Dataset extract
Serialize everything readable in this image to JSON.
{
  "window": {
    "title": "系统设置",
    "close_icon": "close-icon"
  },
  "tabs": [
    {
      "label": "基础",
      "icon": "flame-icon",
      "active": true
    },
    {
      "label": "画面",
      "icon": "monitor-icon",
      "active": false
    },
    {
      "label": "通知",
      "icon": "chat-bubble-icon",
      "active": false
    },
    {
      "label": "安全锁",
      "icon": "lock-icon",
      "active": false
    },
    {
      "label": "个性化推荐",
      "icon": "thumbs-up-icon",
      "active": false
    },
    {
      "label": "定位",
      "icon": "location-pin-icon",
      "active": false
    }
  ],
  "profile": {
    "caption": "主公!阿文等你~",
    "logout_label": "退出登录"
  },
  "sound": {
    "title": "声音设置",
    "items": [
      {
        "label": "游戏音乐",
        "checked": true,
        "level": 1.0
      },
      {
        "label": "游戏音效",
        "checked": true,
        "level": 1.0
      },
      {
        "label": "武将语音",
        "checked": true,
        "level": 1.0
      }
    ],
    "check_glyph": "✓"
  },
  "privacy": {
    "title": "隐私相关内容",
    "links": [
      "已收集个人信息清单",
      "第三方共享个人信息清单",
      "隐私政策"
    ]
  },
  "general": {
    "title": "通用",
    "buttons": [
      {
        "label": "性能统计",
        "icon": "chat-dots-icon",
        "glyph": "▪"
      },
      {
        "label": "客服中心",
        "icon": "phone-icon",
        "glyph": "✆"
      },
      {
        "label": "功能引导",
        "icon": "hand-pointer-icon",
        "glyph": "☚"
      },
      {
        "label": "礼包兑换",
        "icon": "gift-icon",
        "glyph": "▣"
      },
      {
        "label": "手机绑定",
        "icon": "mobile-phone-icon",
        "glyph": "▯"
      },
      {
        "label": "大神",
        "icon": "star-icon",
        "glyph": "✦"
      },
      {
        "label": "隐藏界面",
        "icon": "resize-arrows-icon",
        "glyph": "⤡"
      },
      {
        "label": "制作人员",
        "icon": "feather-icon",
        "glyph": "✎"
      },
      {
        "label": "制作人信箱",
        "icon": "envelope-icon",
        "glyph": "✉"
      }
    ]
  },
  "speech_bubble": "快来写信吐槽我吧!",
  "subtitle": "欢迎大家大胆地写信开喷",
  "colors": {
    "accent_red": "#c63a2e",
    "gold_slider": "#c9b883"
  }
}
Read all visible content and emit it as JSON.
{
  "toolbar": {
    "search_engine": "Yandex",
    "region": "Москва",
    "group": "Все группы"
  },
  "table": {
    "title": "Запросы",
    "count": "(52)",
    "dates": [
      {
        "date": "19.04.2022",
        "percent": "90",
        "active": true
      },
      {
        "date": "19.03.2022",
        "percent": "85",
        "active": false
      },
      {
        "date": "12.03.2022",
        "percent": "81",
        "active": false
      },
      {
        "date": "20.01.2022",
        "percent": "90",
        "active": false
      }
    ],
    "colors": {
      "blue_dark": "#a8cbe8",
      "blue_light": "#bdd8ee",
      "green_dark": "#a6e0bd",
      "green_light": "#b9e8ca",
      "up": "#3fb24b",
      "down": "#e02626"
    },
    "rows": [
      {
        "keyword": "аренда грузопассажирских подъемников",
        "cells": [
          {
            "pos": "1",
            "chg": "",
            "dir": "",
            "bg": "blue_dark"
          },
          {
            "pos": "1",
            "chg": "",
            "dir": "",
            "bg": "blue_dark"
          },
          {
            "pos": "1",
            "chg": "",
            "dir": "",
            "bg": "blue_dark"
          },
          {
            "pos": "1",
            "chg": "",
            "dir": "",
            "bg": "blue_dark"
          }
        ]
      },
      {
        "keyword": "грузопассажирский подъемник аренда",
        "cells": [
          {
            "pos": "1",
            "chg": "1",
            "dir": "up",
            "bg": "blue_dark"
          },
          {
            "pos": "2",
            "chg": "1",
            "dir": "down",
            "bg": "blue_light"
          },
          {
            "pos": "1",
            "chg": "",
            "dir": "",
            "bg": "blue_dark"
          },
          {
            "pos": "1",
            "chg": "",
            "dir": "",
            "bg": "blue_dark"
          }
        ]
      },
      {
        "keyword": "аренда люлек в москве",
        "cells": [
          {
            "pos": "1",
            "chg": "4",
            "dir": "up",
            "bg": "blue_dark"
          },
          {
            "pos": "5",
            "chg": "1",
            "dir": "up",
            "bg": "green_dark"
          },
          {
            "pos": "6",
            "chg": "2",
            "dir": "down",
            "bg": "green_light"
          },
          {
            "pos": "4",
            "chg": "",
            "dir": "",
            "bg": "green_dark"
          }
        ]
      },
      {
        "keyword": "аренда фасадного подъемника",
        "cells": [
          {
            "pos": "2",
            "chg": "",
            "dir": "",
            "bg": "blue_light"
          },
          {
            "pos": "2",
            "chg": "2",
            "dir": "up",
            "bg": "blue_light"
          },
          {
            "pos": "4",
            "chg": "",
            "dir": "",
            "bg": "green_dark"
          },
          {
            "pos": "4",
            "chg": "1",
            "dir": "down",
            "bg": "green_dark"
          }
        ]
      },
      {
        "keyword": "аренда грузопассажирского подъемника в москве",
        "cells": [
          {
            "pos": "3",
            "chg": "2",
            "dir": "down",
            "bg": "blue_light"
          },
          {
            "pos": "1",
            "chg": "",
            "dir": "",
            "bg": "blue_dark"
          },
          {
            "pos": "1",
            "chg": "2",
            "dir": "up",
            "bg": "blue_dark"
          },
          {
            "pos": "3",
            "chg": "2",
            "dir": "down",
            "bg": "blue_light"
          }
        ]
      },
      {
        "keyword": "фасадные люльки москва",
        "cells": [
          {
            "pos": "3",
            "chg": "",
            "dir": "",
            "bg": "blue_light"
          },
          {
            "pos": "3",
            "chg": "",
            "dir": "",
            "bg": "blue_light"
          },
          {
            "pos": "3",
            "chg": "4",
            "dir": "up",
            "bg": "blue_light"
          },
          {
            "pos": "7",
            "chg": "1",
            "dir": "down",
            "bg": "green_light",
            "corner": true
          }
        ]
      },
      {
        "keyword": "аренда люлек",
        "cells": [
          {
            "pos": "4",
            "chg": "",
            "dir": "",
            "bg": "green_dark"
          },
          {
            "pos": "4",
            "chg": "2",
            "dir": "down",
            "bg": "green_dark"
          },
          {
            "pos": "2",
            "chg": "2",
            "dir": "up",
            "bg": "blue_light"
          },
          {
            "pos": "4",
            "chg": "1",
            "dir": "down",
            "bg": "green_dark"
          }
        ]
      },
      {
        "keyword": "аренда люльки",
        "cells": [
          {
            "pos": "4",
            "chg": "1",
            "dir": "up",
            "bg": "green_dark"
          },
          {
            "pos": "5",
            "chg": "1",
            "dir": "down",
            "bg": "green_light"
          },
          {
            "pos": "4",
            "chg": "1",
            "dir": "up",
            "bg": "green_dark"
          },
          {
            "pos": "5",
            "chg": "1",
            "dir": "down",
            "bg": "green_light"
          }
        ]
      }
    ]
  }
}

Your instructions
All of the entries must be quoted exactly; please include each one.

Result
Serialize everything readable in this image to JSON.
{
  "window": {
    "title": "系统设置",
    "close_icon": "close-icon"
  },
  "tabs": [
    {
      "label": "基础",
      "icon": "flame-icon",
      "active": true
    },
    {
      "label": "画面",
      "icon": "monitor-icon",
      "active": false
    },
    {
      "label": "通知",
      "icon": "chat-bubble-icon",
      "active": false
    },
    {
      "label": "安全锁",
      "icon": "lock-icon",
      "active": false
    },
    {
      "label": "个性化推荐",
      "icon": "thumbs-up-icon",
      "active": false
    },
    {
      "label": "定位",
      "icon": "location-pin-icon",
      "active": false
    }
  ],
  "profile": {
    "caption": "主公!阿文等你~",
    "logout_label": "退出登录"
  },
  "sound": {
    "title": "声音设置",
    "items": [
      {
        "label": "游戏音乐",
        "checked": true,
        "level": 1.0
      },
      {
        "label": "游戏音效",
        "checked": true,
        "level": 1.0
      },
      {
        "label": "武将语音",
        "checked": true,
        "level": 1.0
      }
    ],
    "check_glyph": "✓"
  },
  "privacy": {
    "title": "隐私相关内容",
    "links": [
      "已收集个人信息清单",
      "第三方共享个人信息清单",
      "隐私政策"
    ]
  },
  "general": {
    "title": "通用",
    "buttons": [
      {
        "label": "性能统计",
        "icon": "chat-dots-icon",
        "glyph": "▪"
      },
      {
        "label": "客服中心",
        "icon": "phone-icon",
        "glyph": "✆"
      },
      {
        "label": "功能引导",
        "icon": "hand-pointer-icon",
        "glyph": "☚"
      },
      {
        "label": "礼包兑换",
        "icon": "gift-icon",
        "glyph": "▣"
      },
      {
        "label": "手机绑定",
        "icon": "mobile-phone-icon",
        "glyph": "▯"
      },
      {
        "label": "大神",
        "icon": "star-icon",
        "glyph": "✦"
      },
      {
        "label": "隐藏界面",
        "icon": "resize-arrows-icon",
        "glyph": "⤡"
      },
      {
        "label": "制作人员",
        "icon": "feather-icon",
        "glyph": "✎"
      },
      {
        "label": "制作人信箱",
        "icon": "envelope-icon",
        "glyph": "✉"
      }
    ]
  },
  "speech_bubble": "快来写信吐槽我吧!",
  "subtitle": "欢迎大家大胆地写信开喷",
  "colors": {
    "accent_red": "#c63a2e",
    "gold_slider": "#c9b883"
  }
}
Read all visible content and emit it as JSON.
{
  "toolbar": {
    "search_engine": "Yandex",
    "region": "Москва",
    "group": "Все группы"
  },
  "table": {
    "title": "Запросы",
    "count": "(52)",
    "dates": [
      {
        "date": "19.04.2022",
        "percent": "90",
        "active": true
      },
      {
        "date": "19.03.2022",
        "percent": "85",
        "active": false
      },
      {
        "date": "12.03.2022",
        "percent": "81",
        "active": false
      },
      {
        "date": "20.01.2022",
        "percent": "90",
        "active": false
      }
    ],
    "colors": {
      "blue_dark": "#a8cbe8",
      "blue_light": "#bdd8ee",
      "green_dark": "#a6e0bd",
      "green_light": "#b9e8ca",
      "up": "#3fb24b",
      "down": "#e02626"
    },
    "rows": [
      {
        "keyword": "аренда грузопассажирских подъемников",
        "cells": [
          {
            "pos": "1",
            "chg": "",
            "dir": "",
            "bg": "blue_dark"
          },
          {
            "pos": "1",
            "chg": "",
            "dir": "",
            "bg": "blue_dark"
          },
          {
            "pos": "1",
            "chg": "",
            "dir": "",
            "bg": "blue_dark"
          },
          {
            "pos": "1",
            "chg": "",
            "dir": "",
            "bg": "blue_dark"
          }
        ]
      },
      {
        "keyword": "грузопассажирский подъемник аренда",
        "cells": [
          {
            "pos": "1",
            "chg": "1",
            "dir": "up",
            "bg": "blue_dark"
          },
          {
            "pos": "2",
            "chg": "1",
            "dir": "down",
            "bg": "blue_light"
          },
          {
            "pos": "1",
            "chg": "",
            "dir": "",
            "bg": "blue_dark"
          },
          {
            "pos": "1",
            "chg": "",
            "dir": "",
            "bg": "blue_dark"
          }
        ]
      },
      {
        "keyword": "аренда люлек в москве",
        "cells": [
          {
            "pos": "1",
            "chg": "4",
            "dir": "up",
            "bg": "blue_dark"
          },
          {
            "pos": "5",
            "chg": "1",
            "dir": "up",
            "bg": "green_dark"
          },
          {
            "pos": "6",
            "chg": "2",
            "dir": "down",
            "bg": "green_light"
          },
          {
            "pos": "4",
            "chg": "",
            "dir": "",
            "bg": "green_dark"
          }
        ]
      },
      {
        "keyword": "аренда фасадного подъемника",
        "cells": [
          {
            "pos": "2",
            "chg": "",
            "dir": "",
            "bg": "blue_light"
          },
          {
            "pos": "2",
            "chg": "2",
            "dir": "up",
            "bg": "blue_light"
          },
          {
            "pos": "4",
            "chg": "",
            "dir": "",
            "bg": "green_dark"
          },
          {
            "pos": "4",
            "chg": "1",
            "dir": "down",
            "bg": "green_dark"
          }
        ]
      },
      {
        "keyword": "аренда грузопассажирского подъемника в москве",
        "cells": [
          {
            "pos": "3",
            "chg": "2",
            "dir": "down",
            "bg": "blue_light"
          },
          {
            "pos": "1",
            "chg": "",
            "dir": "",
            "bg": "blue_dark"
          },
          {
            "pos": "1",
            "chg": "2",
            "dir": "up",
            "bg": "blue_dark"
          },
          {
            "pos": "3",
            "chg": "2",
            "dir": "down",
            "bg": "blue_light"
          }
        ]
      },
      {
        "keyword": "фасадные люльки москва",
        "cells": [
          {
            "pos": "3",
            "chg": "",
            "dir": "",
            "bg": "blue_light"
          },
          {
            "pos": "3",
            "chg": "",
            "dir": "",
            "bg": "blue_light"
          },
          {
            "pos": "3",
            "chg": "4",
            "dir": "up",
            "bg": "blue_light"
          },
          {
            "pos": "7",
            "chg": "1",
            "dir": "down",
            "bg": "green_light",
            "corner": true
          }
        ]
      },
      {
        "keyword": "аренда люлек",
        "cells": [
          {
            "pos": "4",
            "chg": "",
            "dir": "",
            "bg": "green_dark"
          },
          {
            "pos": "4",
            "chg": "2",
            "dir": "down",
            "bg": "green_dark"
          },
          {
            "pos": "2",
            "chg": "2",
            "dir": "up",
            "bg": "blue_light"
          },
          {
            "pos": "4",
            "chg": "1",
            "dir": "down",
            "bg": "green_dark"
          }
        ]
      },
      {
        "keyword": "аренда люльки",
        "cells": [
          {
            "pos": "4",
            "chg": "1",
            "dir": "up",
            "bg": "green_dark"
          },
          {
            "pos": "5",
            "chg": "1",
            "dir": "down",
            "bg": "green_light"
          },
          {
            "pos": "4",
            "chg": "1",
            "dir": "up",
            "bg": "green_dark"
          },
          {
            "pos": "5",
            "chg": "1",
            "dir": "down",
            "bg": "green_light"
          }
        ]
      }
    ]
  }
}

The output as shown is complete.